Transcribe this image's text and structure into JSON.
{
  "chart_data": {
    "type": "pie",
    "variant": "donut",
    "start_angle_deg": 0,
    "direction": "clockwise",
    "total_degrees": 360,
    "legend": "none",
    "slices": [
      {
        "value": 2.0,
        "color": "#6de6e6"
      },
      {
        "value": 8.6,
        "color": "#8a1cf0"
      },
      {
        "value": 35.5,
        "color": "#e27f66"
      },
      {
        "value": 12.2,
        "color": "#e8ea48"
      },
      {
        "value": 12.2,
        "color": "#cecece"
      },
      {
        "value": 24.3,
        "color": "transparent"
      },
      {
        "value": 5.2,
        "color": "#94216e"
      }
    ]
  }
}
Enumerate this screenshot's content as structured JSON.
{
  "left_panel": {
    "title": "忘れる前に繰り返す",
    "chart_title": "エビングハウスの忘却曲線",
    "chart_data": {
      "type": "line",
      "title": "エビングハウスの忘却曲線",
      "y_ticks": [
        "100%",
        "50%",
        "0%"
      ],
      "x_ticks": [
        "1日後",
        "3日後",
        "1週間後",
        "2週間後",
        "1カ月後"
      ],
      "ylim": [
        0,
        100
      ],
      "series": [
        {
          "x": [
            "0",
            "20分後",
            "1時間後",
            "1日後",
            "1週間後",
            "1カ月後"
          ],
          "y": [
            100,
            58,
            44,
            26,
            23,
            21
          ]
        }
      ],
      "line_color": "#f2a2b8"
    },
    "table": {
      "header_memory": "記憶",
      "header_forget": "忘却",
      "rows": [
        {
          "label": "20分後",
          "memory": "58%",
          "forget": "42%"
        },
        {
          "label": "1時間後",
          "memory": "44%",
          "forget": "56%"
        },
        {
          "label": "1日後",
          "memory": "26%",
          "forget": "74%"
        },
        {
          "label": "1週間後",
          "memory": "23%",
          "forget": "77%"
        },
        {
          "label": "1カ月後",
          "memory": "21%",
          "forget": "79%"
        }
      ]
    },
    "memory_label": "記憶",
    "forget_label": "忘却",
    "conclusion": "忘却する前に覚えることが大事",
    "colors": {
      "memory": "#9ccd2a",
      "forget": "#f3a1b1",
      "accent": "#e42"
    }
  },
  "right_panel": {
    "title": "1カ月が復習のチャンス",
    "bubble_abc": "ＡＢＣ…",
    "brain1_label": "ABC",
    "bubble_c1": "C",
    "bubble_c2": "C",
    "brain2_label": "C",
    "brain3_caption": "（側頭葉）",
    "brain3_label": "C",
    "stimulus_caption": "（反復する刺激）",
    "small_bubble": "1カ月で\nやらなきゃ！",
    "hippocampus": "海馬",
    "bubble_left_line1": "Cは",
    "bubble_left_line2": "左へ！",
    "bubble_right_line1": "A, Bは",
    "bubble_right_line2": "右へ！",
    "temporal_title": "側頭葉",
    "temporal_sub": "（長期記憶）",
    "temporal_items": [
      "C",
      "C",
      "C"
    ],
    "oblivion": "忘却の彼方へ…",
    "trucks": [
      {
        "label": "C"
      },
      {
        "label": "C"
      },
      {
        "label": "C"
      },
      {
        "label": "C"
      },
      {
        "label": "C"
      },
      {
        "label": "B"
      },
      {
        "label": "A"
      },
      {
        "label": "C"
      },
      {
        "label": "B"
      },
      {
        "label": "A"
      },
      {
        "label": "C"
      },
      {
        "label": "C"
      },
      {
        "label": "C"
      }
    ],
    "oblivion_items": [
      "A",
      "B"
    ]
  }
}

* * *

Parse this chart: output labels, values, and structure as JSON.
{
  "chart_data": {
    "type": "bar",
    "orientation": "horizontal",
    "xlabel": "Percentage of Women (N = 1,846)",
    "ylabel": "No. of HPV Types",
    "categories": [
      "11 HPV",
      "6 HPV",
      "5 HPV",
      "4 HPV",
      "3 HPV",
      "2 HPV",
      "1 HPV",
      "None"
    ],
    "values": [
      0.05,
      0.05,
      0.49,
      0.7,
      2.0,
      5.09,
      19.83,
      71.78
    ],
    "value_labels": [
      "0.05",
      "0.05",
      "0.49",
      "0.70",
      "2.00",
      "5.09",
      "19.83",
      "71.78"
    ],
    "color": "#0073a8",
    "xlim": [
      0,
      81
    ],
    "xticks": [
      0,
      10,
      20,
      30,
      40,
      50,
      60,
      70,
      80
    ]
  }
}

* * *

Copy all lines from the listing that contain "values".

- **Task output**
Parse this chart: output labels, values, and structure as JSON.
    "values": [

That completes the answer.